Problem statement: Filter for the word "Vibration" and keep each matching line.

Stored items from a collection
* * * *
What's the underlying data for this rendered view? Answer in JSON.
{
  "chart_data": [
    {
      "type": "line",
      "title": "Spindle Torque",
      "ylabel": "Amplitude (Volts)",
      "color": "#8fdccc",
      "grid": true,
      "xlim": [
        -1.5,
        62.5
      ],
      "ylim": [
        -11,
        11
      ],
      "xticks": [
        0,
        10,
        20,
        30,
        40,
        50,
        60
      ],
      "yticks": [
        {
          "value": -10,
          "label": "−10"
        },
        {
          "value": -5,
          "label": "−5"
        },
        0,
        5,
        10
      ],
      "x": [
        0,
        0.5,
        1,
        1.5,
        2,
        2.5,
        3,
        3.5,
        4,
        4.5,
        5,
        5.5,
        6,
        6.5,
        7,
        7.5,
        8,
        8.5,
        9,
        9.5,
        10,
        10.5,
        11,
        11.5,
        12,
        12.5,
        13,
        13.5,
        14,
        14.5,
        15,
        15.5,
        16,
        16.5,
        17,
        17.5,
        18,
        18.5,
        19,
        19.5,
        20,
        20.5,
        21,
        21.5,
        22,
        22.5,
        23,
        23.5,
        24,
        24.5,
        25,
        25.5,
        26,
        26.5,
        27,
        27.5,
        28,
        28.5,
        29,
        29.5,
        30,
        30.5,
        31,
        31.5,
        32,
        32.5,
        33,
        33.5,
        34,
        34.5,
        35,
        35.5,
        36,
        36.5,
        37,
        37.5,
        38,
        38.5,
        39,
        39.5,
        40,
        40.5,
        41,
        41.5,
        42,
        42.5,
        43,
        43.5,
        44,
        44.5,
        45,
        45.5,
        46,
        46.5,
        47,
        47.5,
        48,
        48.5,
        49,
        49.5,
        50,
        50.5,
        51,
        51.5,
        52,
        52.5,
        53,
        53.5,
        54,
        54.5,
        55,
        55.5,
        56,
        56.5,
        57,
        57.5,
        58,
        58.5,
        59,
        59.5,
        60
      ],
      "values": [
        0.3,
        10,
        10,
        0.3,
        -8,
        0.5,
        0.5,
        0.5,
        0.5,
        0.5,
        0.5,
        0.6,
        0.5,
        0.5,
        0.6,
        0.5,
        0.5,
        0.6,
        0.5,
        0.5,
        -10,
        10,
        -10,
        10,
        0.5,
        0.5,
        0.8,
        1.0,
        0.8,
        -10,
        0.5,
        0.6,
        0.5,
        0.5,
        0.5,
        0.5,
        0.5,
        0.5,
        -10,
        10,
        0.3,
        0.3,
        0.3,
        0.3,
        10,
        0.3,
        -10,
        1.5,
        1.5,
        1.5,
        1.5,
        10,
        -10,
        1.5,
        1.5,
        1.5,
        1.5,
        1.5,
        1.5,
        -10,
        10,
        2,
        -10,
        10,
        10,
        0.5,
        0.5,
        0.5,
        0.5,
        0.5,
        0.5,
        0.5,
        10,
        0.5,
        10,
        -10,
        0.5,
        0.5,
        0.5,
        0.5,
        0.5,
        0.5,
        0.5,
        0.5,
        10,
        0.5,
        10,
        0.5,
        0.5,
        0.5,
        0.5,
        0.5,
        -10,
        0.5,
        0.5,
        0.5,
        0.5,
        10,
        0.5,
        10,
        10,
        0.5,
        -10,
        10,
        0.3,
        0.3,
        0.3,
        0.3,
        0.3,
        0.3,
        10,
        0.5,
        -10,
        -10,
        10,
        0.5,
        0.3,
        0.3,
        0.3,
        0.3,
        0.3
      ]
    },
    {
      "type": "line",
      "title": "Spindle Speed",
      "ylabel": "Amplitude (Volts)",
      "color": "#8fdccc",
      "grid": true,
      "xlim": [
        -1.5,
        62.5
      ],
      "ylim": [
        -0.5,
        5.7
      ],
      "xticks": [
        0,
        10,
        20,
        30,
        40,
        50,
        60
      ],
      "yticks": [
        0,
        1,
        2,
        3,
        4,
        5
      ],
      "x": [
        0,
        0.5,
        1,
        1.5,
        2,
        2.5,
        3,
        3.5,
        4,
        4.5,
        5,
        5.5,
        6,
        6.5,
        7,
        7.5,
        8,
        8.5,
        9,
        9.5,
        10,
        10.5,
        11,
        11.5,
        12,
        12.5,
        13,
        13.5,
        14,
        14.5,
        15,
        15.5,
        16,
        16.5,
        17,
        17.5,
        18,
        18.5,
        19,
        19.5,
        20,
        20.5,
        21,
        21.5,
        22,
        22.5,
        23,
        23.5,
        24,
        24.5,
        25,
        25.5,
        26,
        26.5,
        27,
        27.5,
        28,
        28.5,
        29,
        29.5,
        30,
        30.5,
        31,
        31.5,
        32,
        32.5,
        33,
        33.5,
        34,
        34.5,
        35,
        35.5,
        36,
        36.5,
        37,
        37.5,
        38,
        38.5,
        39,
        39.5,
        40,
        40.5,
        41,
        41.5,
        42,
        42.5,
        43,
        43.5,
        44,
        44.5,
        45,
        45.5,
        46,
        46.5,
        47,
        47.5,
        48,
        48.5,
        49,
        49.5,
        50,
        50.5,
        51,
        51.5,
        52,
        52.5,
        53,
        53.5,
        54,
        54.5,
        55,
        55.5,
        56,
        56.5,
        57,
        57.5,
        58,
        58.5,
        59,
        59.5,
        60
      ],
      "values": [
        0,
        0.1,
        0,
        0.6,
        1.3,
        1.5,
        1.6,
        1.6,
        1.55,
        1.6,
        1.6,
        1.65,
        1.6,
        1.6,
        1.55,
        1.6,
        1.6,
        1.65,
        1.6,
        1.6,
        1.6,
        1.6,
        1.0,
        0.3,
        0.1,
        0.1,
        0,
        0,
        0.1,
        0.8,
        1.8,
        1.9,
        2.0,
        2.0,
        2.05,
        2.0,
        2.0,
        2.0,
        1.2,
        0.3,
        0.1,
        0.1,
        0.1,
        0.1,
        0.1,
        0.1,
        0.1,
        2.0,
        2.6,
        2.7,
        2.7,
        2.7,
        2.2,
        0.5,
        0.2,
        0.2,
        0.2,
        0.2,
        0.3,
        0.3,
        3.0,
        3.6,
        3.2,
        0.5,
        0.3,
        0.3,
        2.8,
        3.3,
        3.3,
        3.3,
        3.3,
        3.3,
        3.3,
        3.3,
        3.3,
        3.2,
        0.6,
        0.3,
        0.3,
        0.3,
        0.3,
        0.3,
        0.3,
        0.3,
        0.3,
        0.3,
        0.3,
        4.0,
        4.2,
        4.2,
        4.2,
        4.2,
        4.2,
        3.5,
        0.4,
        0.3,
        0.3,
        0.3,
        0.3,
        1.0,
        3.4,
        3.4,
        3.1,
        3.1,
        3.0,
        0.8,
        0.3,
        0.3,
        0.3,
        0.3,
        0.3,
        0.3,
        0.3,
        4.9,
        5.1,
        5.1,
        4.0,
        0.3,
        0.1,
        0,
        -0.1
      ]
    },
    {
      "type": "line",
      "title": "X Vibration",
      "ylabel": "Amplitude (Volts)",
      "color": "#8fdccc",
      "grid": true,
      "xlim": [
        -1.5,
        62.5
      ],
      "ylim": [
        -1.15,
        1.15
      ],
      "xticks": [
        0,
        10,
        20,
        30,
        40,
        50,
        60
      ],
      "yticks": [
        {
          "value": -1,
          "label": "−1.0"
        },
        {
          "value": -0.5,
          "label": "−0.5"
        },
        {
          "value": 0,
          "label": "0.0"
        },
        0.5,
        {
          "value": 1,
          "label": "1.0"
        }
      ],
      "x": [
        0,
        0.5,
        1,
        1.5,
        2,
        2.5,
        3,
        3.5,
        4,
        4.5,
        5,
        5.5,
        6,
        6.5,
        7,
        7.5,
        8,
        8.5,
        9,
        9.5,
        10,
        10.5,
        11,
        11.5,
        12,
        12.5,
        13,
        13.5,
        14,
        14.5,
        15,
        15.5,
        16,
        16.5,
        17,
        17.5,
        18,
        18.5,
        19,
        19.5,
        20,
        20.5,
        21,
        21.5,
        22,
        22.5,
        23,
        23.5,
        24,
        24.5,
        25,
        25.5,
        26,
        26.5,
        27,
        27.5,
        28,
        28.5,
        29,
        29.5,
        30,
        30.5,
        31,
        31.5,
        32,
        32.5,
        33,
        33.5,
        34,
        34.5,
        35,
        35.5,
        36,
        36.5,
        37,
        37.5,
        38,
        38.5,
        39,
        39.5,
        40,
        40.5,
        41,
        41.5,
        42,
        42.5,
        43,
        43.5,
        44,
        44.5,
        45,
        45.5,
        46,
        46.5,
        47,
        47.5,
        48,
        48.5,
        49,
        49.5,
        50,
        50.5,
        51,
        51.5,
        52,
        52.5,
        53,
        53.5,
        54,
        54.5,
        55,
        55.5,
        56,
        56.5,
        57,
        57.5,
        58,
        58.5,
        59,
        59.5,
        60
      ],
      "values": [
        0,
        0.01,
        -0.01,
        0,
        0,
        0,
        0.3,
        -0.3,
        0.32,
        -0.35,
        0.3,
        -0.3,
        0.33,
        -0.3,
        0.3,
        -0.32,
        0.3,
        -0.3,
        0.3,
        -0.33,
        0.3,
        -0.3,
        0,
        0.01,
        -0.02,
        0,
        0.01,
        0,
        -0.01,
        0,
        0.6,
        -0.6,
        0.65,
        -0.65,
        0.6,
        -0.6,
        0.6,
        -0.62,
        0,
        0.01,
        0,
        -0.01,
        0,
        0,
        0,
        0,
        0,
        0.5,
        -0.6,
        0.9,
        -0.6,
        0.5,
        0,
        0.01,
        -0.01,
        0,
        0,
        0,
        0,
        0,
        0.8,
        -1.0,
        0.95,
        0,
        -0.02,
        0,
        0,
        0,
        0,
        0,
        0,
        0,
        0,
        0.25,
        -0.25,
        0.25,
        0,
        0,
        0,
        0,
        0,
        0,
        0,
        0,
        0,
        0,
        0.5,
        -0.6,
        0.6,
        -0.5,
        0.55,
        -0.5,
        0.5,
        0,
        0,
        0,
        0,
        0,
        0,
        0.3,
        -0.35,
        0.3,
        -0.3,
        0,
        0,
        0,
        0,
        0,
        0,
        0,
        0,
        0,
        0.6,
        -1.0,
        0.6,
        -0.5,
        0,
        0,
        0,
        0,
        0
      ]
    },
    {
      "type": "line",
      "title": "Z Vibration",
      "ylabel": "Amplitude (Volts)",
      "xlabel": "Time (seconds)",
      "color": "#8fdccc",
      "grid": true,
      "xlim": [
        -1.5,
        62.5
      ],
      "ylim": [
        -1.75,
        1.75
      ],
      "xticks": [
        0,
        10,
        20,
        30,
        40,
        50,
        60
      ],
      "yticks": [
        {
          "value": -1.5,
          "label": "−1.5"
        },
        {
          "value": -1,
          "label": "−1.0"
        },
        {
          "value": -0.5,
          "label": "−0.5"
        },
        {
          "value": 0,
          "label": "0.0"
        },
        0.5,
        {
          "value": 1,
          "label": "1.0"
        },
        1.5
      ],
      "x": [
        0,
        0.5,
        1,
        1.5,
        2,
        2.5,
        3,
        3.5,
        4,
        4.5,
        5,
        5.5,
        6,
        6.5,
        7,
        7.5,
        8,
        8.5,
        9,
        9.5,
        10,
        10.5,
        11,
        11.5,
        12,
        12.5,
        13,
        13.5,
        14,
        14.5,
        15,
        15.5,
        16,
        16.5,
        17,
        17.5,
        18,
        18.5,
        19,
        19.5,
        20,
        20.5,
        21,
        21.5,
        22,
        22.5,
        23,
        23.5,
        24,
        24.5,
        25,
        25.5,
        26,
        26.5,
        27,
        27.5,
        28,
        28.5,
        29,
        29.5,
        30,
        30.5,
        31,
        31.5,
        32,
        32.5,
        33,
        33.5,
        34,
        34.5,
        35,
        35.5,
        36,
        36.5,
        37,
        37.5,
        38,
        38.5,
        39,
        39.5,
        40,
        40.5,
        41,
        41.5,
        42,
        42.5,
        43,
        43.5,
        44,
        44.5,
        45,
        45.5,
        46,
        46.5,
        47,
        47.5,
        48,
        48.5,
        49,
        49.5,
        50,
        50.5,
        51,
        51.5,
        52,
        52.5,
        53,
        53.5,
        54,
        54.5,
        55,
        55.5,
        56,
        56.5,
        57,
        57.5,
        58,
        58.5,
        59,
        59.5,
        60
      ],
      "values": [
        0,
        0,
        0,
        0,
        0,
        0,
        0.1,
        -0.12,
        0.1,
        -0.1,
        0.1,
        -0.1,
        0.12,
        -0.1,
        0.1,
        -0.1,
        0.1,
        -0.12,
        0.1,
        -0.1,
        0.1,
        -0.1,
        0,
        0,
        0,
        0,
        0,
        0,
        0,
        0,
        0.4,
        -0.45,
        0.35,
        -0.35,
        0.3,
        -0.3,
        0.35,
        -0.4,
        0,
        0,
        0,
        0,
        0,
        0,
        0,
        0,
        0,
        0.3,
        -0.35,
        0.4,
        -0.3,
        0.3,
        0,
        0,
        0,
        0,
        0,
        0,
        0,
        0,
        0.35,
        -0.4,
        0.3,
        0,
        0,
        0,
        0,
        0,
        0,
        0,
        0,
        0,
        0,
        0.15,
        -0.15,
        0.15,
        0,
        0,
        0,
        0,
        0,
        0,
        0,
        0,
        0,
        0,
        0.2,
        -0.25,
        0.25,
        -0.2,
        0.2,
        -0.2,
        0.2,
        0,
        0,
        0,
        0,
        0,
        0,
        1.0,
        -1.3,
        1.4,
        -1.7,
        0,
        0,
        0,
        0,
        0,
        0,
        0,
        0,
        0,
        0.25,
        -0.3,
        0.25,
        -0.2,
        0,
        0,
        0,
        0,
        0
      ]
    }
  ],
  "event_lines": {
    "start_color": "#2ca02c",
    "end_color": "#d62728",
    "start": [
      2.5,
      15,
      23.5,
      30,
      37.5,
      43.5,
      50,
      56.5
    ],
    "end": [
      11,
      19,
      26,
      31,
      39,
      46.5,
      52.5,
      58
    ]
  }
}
* * * *
Finished answer:
      "title": "X Vibration",
      "title": "Z Vibration",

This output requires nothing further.